**PROBLEM**
Will you print the material below without altering a single character?

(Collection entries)
* START *

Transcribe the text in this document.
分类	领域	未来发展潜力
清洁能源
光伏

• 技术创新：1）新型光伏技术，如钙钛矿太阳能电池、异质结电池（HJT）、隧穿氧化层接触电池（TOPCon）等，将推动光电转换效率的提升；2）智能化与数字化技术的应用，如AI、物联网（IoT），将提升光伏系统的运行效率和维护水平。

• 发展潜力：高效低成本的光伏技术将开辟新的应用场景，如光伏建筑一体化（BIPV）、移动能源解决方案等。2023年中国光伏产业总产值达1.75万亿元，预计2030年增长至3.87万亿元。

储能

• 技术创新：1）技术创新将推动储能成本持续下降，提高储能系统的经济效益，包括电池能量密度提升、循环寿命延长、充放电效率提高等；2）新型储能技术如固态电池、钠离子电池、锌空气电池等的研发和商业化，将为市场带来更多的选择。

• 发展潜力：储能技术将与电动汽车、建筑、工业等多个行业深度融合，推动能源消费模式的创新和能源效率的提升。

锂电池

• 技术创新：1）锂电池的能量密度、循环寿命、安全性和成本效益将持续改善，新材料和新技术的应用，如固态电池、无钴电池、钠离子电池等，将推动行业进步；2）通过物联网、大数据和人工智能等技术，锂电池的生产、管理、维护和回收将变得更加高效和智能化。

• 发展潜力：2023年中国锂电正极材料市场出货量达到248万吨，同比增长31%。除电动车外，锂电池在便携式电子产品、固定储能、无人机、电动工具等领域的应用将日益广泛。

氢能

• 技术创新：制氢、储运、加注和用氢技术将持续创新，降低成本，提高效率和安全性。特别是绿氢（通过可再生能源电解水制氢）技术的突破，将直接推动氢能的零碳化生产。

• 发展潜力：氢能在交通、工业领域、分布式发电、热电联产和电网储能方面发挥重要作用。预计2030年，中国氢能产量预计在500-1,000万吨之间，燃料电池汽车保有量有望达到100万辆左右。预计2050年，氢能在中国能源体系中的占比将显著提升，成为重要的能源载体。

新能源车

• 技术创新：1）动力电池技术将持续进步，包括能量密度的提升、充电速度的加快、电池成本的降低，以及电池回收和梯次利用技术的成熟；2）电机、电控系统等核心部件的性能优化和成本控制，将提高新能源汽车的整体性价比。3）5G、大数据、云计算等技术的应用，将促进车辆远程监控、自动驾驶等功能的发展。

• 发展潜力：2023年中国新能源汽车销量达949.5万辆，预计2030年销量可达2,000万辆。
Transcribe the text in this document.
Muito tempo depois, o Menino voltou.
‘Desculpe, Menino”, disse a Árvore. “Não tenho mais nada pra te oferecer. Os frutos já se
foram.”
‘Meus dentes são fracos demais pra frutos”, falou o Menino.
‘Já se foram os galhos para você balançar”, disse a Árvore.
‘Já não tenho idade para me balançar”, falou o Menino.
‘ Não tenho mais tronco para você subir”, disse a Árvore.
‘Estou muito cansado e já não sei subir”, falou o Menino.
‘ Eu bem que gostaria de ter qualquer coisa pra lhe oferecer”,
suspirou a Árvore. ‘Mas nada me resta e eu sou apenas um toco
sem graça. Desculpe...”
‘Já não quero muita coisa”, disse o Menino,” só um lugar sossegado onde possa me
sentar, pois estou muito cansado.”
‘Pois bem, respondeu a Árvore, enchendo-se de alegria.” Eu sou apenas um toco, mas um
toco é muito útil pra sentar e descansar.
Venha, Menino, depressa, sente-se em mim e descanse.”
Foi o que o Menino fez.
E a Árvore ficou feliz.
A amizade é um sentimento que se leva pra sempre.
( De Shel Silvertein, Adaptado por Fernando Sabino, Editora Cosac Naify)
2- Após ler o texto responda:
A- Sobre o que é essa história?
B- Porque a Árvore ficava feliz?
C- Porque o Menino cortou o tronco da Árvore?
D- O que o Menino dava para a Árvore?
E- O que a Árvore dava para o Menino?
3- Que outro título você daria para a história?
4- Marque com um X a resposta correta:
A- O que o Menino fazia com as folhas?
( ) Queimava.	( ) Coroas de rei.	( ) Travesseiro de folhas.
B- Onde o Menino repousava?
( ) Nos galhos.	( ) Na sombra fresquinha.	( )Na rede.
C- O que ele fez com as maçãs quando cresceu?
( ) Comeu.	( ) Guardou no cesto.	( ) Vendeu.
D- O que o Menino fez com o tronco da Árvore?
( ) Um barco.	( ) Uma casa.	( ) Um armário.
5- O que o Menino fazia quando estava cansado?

* END *

**WRITTEN SOLUTION**
Transcribe the text in this document.
分类	领域	未来发展潜力
清洁能源
光伏

• 技术创新：1）新型光伏技术，如钙钛矿太阳能电池、异质结电池（HJT）、隧穿氧化层接触电池（TOPCon）等，将推动光电转换效率的提升；2）智能化与数字化技术的应用，如AI、物联网（IoT），将提升光伏系统的运行效率和维护水平。

• 发展潜力：高效低成本的光伏技术将开辟新的应用场景，如光伏建筑一体化（BIPV）、移动能源解决方案等。2023年中国光伏产业总产值达1.75万亿元，预计2030年增长至3.87万亿元。

储能

• 技术创新：1）技术创新将推动储能成本持续下降，提高储能系统的经济效益，包括电池能量密度提升、循环寿命延长、充放电效率提高等；2）新型储能技术如固态电池、钠离子电池、锌空气电池等的研发和商业化，将为市场带来更多的选择。

• 发展潜力：储能技术将与电动汽车、建筑、工业等多个行业深度融合，推动能源消费模式的创新和能源效率的提升。

锂电池

• 技术创新：1）锂电池的能量密度、循环寿命、安全性和成本效益将持续改善，新材料和新技术的应用，如固态电池、无钴电池、钠离子电池等，将推动行业进步；2）通过物联网、大数据和人工智能等技术，锂电池的生产、管理、维护和回收将变得更加高效和智能化。

• 发展潜力：2023年中国锂电正极材料市场出货量达到248万吨，同比增长31%。除电动车外，锂电池在便携式电子产品、固定储能、无人机、电动工具等领域的应用将日益广泛。

氢能

• 技术创新：制氢、储运、加注和用氢技术将持续创新，降低成本，提高效率和安全性。特别是绿氢（通过可再生能源电解水制氢）技术的突破，将直接推动氢能的零碳化生产。

• 发展潜力：氢能在交通、工业领域、分布式发电、热电联产和电网储能方面发挥重要作用。预计2030年，中国氢能产量预计在500-1,000万吨之间，燃料电池汽车保有量有望达到100万辆左右。预计2050年，氢能在中国能源体系中的占比将显著提升，成为重要的能源载体。

新能源车

• 技术创新：1）动力电池技术将持续进步，包括能量密度的提升、充电速度的加快、电池成本的降低，以及电池回收和梯次利用技术的成熟；2）电机、电控系统等核心部件的性能优化和成本控制，将提高新能源汽车的整体性价比。3）5G、大数据、云计算等技术的应用，将促进车辆远程监控、自动驾驶等功能的发展。

• 发展潜力：2023年中国新能源汽车销量达949.5万辆，预计2030年销量可达2,000万辆。
Transcribe the text in this document.
Muito tempo depois, o Menino voltou.
‘Desculpe, Menino”, disse a Árvore. “Não tenho mais nada pra te oferecer. Os frutos já se
foram.”
‘Meus dentes são fracos demais pra frutos”, falou o Menino.
‘Já se foram os galhos para você balançar”, disse a Árvore.
‘Já não tenho idade para me balançar”, falou o Menino.
‘ Não tenho mais tronco para você subir”, disse a Árvore.
‘Estou muito cansado e já não sei subir”, falou o Menino.
‘ Eu bem que gostaria de ter qualquer coisa pra lhe oferecer”,
suspirou a Árvore. ‘Mas nada me resta e eu sou apenas um toco
sem graça. Desculpe...”
‘Já não quero muita coisa”, disse o Menino,” só um lugar sossegado onde possa me
sentar, pois estou muito cansado.”
‘Pois bem, respondeu a Árvore, enchendo-se de alegria.” Eu sou apenas um toco, mas um
toco é muito útil pra sentar e descansar.
Venha, Menino, depressa, sente-se em mim e descanse.”
Foi o que o Menino fez.
E a Árvore ficou feliz.
A amizade é um sentimento que se leva pra sempre.
( De Shel Silvertein, Adaptado por Fernando Sabino, Editora Cosac Naify)
2- Após ler o texto responda:
A- Sobre o que é essa história?
B- Porque a Árvore ficava feliz?
C- Porque o Menino cortou o tronco da Árvore?
D- O que o Menino dava para a Árvore?
E- O que a Árvore dava para o Menino?
3- Que outro título você daria para a história?
4- Marque com um X a resposta correta:
A- O que o Menino fazia com as folhas?
( ) Queimava.	( ) Coroas de rei.	( ) Travesseiro de folhas.
B- Onde o Menino repousava?
( ) Nos galhos.	( ) Na sombra fresquinha.	( )Na rede.
C- O que ele fez com as maçãs quando cresceu?
( ) Comeu.	( ) Guardou no cesto.	( ) Vendeu.
D- O que o Menino fez com o tronco da Árvore?
( ) Um barco.	( ) Uma casa.	( ) Um armário.
5- O que o Menino fazia quando estava cansado?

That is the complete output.